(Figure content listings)
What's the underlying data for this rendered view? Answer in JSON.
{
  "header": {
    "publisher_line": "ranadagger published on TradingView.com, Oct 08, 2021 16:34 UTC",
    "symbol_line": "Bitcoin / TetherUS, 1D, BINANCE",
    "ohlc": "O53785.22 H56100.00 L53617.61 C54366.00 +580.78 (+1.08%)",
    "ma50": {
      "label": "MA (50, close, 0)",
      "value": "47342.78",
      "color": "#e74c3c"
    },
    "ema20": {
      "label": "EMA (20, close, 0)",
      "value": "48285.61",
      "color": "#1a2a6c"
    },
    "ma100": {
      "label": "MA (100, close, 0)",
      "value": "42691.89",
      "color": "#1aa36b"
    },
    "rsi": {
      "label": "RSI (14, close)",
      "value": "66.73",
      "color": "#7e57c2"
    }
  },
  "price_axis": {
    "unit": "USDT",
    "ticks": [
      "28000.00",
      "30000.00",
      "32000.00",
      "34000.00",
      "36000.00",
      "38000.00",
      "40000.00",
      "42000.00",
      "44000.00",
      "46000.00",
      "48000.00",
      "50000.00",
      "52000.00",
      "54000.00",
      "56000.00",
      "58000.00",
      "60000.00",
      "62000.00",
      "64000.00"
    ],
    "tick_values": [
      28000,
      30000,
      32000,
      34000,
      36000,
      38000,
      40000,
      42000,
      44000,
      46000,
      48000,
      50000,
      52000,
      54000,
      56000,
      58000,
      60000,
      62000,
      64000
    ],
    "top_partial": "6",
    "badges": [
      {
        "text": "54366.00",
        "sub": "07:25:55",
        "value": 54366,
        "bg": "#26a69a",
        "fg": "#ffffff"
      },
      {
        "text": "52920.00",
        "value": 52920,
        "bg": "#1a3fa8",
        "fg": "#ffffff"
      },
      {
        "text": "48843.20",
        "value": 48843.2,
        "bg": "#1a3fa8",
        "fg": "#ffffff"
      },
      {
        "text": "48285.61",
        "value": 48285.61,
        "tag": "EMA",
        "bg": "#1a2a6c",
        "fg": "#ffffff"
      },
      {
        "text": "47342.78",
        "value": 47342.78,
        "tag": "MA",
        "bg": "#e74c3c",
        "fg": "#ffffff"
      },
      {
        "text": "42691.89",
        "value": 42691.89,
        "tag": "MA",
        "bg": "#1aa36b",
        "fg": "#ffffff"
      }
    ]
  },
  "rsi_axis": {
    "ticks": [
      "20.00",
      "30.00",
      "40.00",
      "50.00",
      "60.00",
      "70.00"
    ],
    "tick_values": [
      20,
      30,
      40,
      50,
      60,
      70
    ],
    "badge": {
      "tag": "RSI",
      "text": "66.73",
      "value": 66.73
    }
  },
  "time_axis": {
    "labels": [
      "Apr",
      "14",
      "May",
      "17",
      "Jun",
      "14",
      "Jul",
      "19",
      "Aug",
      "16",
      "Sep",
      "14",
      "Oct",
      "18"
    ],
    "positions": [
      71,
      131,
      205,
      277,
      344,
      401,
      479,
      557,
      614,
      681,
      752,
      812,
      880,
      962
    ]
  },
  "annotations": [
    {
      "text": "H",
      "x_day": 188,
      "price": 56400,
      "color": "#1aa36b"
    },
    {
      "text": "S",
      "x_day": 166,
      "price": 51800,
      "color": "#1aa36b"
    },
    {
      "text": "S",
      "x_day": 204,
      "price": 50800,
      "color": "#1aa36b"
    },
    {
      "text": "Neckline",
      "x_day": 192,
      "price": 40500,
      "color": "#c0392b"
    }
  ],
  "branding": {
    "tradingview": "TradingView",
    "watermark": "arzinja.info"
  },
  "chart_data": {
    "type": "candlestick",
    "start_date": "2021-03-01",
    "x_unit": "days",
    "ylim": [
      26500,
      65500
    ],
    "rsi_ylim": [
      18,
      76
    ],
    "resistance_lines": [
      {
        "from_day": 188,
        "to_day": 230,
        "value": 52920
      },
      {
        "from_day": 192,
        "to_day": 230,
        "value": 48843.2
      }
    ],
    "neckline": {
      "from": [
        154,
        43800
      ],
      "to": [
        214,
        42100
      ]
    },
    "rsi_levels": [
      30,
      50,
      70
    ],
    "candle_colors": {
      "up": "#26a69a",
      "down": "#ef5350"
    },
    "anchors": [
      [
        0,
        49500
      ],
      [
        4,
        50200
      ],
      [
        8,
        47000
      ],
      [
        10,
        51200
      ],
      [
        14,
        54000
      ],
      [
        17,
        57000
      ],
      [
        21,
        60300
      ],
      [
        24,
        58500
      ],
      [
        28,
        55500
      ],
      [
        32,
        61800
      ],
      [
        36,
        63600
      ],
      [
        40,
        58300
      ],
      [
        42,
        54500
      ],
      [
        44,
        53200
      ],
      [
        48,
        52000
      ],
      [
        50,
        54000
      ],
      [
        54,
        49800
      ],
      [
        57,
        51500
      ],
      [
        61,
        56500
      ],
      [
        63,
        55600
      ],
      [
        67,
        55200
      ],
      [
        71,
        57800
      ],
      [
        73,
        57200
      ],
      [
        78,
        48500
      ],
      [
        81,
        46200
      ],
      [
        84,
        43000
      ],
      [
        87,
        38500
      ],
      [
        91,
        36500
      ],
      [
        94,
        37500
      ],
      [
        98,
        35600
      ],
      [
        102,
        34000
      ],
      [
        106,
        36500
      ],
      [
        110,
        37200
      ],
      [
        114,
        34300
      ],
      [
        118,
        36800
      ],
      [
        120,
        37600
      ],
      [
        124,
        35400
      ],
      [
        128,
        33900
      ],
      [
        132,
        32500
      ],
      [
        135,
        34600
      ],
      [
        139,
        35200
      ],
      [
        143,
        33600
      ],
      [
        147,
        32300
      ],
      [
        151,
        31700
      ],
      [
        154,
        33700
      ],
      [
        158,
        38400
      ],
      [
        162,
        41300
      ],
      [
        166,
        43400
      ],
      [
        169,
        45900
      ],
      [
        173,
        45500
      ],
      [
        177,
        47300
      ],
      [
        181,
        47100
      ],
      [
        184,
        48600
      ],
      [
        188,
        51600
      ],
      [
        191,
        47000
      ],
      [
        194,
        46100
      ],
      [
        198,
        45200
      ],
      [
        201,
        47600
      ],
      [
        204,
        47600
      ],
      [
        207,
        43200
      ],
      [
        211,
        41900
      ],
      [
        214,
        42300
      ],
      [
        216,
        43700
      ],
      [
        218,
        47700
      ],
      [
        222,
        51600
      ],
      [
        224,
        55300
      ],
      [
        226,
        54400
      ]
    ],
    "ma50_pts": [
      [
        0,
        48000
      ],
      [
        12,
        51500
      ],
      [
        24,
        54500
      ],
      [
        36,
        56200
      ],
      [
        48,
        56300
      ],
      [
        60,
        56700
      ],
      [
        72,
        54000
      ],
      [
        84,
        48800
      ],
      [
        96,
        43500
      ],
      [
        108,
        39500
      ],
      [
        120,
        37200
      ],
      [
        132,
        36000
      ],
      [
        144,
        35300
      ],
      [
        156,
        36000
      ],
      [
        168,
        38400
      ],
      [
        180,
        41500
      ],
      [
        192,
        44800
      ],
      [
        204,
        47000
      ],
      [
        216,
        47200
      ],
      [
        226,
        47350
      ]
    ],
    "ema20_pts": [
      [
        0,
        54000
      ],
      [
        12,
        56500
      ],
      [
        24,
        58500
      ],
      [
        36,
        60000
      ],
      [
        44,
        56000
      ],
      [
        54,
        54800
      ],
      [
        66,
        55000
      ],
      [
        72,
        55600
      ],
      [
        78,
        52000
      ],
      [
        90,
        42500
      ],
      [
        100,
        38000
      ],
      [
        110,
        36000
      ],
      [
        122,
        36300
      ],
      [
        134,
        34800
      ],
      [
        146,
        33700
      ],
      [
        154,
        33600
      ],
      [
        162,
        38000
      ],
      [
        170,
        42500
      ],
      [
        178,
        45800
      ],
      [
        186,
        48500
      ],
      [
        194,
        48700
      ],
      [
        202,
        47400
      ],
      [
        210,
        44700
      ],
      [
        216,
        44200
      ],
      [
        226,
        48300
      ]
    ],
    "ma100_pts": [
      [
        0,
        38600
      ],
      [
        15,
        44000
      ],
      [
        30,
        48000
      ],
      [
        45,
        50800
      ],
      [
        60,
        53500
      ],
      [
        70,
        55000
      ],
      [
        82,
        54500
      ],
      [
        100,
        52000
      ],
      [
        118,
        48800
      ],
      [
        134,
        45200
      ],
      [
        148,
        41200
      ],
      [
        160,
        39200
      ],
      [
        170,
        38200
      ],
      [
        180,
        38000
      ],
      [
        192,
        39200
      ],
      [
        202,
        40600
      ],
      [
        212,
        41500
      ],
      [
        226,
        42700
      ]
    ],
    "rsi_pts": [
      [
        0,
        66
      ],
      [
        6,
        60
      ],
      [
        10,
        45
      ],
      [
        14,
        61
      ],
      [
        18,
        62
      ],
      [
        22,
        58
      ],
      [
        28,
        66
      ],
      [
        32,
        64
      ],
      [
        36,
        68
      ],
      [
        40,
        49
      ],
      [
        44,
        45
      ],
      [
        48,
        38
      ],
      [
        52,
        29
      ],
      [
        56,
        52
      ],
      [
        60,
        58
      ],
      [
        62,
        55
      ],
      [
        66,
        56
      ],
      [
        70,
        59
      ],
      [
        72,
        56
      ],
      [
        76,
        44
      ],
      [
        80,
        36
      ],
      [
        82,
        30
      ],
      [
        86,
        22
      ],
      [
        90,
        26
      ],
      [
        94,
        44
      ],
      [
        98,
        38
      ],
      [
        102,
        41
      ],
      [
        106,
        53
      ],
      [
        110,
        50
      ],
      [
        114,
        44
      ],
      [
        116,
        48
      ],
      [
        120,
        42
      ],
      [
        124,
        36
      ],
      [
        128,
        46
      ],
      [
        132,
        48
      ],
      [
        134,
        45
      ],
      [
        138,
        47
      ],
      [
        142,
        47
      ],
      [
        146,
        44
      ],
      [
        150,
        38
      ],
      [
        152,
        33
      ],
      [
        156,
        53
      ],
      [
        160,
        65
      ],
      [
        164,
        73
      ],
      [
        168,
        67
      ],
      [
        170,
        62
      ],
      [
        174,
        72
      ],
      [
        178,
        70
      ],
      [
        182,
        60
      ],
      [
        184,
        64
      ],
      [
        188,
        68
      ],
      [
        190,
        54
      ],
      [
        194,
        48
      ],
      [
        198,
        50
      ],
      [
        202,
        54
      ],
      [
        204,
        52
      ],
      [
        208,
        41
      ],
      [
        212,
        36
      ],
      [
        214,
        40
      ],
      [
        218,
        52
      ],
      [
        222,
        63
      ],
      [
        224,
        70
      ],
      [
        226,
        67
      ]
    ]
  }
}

--

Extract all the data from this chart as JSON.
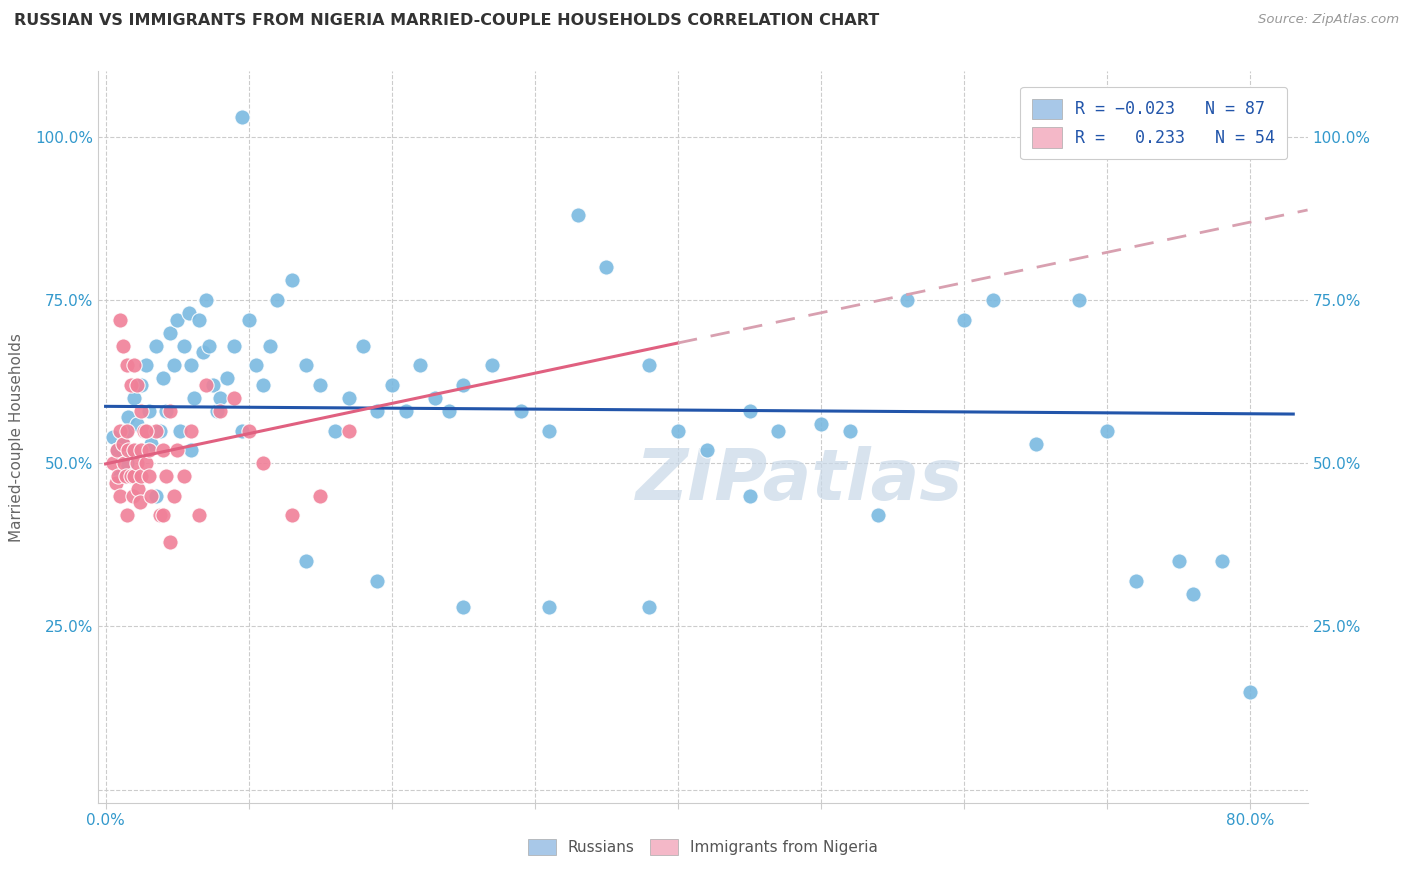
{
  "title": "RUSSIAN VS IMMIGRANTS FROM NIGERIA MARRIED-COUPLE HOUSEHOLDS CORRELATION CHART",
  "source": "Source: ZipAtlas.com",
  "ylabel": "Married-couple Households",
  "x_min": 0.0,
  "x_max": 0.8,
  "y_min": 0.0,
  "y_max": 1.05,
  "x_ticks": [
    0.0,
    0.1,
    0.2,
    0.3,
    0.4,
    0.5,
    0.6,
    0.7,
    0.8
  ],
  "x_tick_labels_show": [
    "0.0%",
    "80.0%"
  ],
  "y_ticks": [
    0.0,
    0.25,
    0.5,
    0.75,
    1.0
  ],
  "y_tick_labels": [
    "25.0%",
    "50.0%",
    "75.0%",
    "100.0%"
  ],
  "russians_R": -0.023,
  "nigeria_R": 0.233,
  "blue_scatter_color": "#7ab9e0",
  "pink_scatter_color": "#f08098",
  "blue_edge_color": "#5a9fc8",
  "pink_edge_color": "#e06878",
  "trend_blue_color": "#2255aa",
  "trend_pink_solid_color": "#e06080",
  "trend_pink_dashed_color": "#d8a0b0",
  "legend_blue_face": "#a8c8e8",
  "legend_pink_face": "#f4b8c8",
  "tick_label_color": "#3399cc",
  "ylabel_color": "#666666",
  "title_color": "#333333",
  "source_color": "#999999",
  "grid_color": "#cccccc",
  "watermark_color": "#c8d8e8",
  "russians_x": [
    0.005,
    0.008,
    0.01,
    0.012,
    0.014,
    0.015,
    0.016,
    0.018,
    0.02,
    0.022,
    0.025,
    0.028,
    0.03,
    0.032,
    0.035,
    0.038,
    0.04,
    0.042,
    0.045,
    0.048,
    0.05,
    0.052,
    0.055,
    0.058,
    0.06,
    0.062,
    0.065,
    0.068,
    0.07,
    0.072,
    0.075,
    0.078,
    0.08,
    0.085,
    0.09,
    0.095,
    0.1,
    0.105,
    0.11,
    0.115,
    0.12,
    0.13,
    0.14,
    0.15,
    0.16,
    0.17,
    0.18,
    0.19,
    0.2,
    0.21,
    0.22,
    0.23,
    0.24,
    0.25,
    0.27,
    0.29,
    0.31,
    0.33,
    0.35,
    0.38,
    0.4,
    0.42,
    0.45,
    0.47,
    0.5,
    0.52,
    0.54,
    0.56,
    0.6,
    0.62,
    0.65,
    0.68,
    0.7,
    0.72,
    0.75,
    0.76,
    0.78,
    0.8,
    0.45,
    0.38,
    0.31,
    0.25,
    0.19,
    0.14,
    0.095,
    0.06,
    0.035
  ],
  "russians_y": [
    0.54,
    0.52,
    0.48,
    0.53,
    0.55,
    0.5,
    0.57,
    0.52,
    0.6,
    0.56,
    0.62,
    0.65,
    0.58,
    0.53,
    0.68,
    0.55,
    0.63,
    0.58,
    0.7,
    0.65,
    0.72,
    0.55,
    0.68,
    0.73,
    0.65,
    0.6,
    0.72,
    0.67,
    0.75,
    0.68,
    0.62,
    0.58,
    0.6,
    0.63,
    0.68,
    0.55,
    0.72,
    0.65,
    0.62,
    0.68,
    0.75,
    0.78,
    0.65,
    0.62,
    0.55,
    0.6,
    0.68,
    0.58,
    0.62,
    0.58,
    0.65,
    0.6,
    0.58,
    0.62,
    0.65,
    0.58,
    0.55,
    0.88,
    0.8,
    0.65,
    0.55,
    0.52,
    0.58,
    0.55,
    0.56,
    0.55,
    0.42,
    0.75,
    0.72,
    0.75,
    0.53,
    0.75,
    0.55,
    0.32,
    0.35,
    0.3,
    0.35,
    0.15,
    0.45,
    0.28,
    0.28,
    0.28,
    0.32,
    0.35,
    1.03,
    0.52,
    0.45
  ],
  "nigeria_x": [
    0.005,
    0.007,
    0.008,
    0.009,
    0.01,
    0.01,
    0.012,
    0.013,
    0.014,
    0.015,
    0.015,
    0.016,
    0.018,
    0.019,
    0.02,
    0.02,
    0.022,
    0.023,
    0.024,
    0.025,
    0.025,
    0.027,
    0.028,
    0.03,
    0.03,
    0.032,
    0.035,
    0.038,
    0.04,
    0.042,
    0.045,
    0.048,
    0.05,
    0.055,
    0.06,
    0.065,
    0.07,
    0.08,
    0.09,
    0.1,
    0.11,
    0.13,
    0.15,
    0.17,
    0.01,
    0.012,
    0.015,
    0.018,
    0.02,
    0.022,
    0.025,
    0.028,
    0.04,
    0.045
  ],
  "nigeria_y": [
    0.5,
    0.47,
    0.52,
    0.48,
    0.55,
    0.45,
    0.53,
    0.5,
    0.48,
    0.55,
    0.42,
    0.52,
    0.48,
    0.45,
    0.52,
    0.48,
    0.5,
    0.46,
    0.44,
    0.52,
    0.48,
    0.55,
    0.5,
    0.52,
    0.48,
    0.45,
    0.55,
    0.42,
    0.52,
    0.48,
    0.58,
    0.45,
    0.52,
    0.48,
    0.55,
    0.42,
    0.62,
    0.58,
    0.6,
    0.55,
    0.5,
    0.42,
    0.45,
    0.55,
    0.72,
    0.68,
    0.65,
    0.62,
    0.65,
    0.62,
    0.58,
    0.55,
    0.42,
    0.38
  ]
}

* * *

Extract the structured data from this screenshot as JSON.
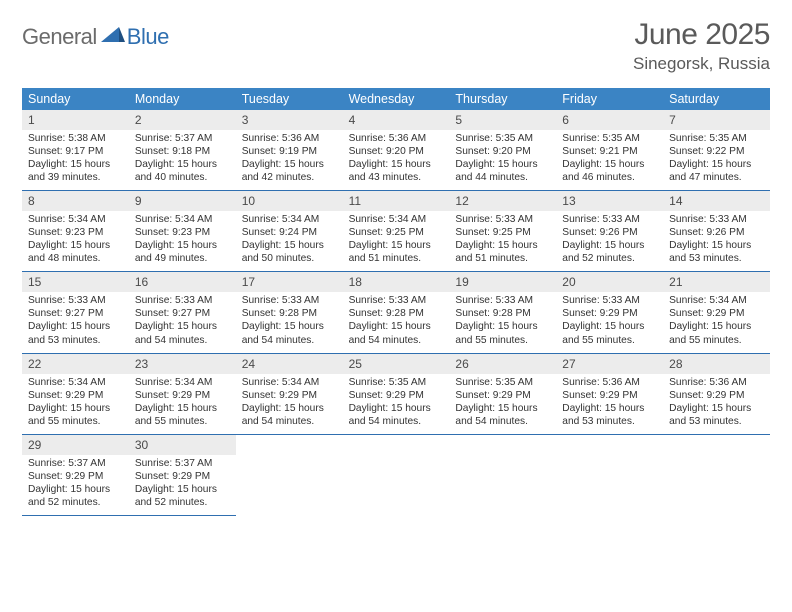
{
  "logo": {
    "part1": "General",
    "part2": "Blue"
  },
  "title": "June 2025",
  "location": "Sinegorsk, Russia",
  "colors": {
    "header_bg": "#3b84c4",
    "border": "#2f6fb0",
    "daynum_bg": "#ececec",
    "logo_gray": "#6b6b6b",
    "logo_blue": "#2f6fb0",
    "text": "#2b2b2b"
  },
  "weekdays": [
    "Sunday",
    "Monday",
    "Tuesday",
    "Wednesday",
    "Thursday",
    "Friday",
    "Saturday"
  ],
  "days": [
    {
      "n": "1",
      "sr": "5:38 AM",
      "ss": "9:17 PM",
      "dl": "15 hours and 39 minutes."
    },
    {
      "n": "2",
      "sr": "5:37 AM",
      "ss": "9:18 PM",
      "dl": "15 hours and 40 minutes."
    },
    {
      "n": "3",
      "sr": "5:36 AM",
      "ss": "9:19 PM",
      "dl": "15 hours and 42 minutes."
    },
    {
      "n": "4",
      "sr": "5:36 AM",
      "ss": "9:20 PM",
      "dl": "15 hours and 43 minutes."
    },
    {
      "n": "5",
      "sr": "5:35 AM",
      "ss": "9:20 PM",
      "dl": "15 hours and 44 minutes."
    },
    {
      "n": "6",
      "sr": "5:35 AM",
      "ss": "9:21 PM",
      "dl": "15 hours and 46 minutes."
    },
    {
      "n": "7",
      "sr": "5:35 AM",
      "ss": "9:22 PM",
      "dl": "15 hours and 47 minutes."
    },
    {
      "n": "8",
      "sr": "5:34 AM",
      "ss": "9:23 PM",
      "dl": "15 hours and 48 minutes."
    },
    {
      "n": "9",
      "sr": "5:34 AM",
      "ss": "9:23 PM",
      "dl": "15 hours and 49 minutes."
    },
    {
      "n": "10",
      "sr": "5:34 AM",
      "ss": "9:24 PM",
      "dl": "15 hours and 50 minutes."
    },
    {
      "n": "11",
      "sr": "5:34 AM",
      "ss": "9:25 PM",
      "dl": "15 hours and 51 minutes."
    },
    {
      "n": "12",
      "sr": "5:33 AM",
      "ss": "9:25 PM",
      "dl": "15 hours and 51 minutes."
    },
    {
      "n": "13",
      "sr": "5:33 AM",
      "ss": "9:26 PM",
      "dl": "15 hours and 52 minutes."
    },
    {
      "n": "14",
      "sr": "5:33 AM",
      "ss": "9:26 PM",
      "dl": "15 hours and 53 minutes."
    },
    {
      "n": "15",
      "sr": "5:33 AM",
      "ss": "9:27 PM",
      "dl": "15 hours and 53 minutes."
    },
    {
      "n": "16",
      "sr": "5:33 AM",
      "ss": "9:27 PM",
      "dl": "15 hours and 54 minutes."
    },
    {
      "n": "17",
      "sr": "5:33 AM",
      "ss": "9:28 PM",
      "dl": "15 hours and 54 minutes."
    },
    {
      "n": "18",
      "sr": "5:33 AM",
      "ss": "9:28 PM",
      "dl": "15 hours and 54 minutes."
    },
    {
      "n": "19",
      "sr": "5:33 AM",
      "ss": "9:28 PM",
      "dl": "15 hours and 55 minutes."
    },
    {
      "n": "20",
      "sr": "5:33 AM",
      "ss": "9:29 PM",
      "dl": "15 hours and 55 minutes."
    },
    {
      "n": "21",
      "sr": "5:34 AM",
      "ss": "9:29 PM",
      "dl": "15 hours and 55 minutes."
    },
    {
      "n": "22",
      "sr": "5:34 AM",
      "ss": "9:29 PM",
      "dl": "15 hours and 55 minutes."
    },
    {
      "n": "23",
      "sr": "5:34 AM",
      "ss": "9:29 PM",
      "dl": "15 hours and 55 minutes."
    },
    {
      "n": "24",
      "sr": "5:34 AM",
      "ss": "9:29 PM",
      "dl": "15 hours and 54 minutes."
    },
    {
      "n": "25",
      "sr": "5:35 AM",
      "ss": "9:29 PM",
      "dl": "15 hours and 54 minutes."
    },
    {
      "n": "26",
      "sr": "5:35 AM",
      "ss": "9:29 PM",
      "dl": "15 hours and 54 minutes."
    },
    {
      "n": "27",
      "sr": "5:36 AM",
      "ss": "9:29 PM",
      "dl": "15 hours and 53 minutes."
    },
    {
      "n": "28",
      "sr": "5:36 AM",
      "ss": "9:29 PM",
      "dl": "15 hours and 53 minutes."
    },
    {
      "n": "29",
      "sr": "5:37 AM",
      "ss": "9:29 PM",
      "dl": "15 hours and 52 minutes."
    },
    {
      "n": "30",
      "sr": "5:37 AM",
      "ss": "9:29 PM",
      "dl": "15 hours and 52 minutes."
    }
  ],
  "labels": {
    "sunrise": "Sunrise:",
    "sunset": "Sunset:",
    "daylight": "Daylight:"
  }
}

- [Request]: Locate all lines that include the word "close" and copy them out.

- [Response]:
      "label": "MA (50, close, 0)",
      "label": "EMA (20, close, 0)",
      "label": "MA (100, close, 0)",
      "label": "RSI (14, close)",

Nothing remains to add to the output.